**Items from a figure collection:**
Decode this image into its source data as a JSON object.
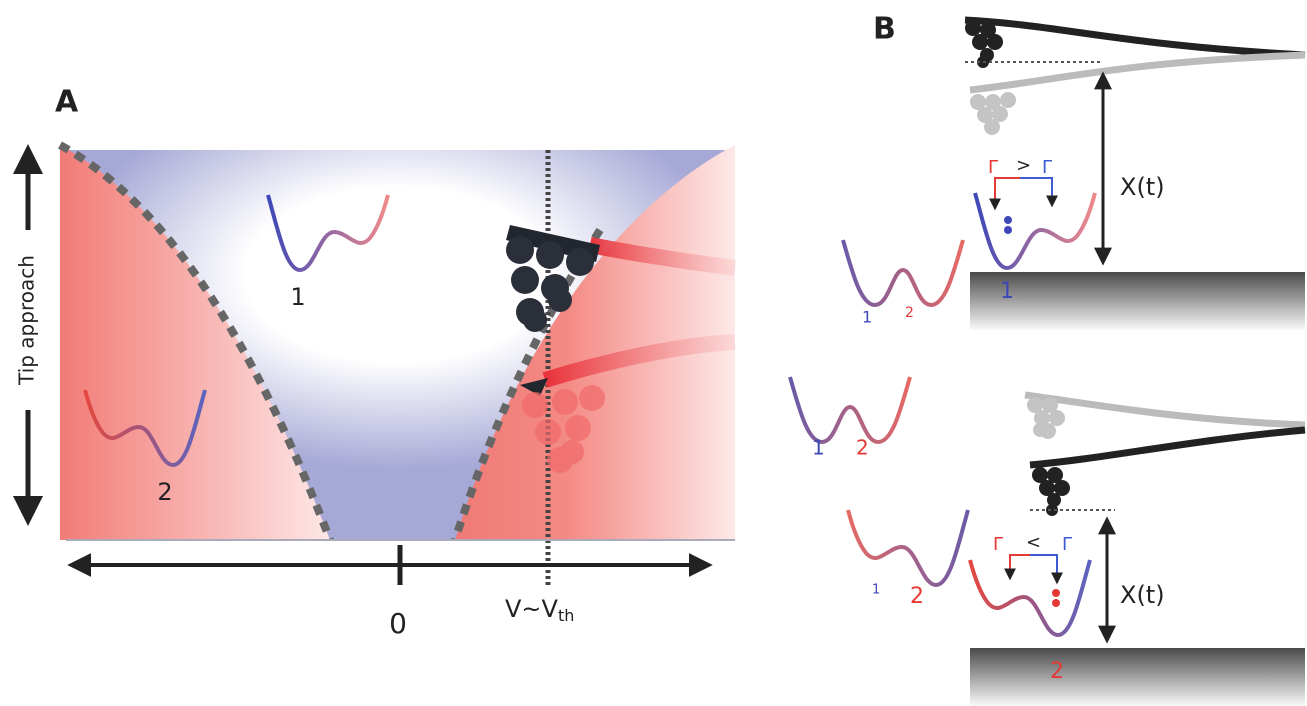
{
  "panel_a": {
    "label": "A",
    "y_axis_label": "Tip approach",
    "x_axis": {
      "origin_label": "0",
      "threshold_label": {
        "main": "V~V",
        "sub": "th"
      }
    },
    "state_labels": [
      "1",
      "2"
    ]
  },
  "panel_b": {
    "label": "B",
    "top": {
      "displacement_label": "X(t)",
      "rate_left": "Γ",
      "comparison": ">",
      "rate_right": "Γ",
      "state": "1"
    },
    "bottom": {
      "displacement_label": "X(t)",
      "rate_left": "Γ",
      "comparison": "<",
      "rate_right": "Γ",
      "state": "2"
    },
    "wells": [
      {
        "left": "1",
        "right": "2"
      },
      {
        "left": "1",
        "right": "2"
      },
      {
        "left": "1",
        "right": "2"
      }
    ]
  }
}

**Task prompt:** Take the listing above and print it exactly, apart from the pictures.

**Answer below:**
Decode this image into its source data as a JSON object.
{
  "panel_a": {
    "label": "A",
    "y_axis_label": "Tip approach",
    "x_axis": {
      "origin_label": "0",
      "threshold_label": {
        "main": "V~V",
        "sub": "th"
      }
    },
    "state_labels": [
      "1",
      "2"
    ]
  },
  "panel_b": {
    "label": "B",
    "top": {
      "displacement_label": "X(t)",
      "rate_left": "Γ",
      "comparison": ">",
      "rate_right": "Γ",
      "state": "1"
    },
    "bottom": {
      "displacement_label": "X(t)",
      "rate_left": "Γ",
      "comparison": "<",
      "rate_right": "Γ",
      "state": "2"
    },
    "wells": [
      {
        "left": "1",
        "right": "2"
      },
      {
        "left": "1",
        "right": "2"
      },
      {
        "left": "1",
        "right": "2"
      }
    ]
  }
}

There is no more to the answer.